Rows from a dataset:
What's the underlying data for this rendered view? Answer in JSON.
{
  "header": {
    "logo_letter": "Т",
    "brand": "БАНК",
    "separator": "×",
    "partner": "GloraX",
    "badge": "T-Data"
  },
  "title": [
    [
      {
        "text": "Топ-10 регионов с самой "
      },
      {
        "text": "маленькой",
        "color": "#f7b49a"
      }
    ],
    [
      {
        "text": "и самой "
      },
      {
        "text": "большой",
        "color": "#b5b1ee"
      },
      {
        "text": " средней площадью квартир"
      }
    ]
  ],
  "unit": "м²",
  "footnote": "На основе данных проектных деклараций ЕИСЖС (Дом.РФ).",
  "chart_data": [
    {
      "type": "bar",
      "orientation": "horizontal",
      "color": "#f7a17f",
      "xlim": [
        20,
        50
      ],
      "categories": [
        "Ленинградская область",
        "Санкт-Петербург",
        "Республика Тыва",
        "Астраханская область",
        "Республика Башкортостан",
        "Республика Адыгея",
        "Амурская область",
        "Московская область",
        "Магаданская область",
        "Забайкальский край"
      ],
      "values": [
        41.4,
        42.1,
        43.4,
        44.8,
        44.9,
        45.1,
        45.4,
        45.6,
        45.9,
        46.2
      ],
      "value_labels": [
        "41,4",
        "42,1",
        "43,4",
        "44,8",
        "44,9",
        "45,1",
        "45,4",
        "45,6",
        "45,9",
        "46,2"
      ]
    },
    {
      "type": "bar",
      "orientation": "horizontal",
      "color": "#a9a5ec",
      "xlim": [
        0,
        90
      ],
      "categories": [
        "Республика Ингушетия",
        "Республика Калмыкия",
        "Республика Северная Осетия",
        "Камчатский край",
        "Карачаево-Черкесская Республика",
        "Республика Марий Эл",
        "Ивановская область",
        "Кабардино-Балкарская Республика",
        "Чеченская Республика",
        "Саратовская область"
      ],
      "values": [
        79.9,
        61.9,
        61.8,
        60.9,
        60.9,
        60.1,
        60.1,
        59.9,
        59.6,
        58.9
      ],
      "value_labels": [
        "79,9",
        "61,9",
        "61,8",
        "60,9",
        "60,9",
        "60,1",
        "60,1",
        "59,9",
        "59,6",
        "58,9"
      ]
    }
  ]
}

Your goal:
Gather and copy every line of the data in which the string "text" is found.

Task solution:
        "text": "Топ-10 регионов с самой "
        "text": "маленькой",
        "text": "и самой "
        "text": "большой",
        "text": " средней площадью квартир"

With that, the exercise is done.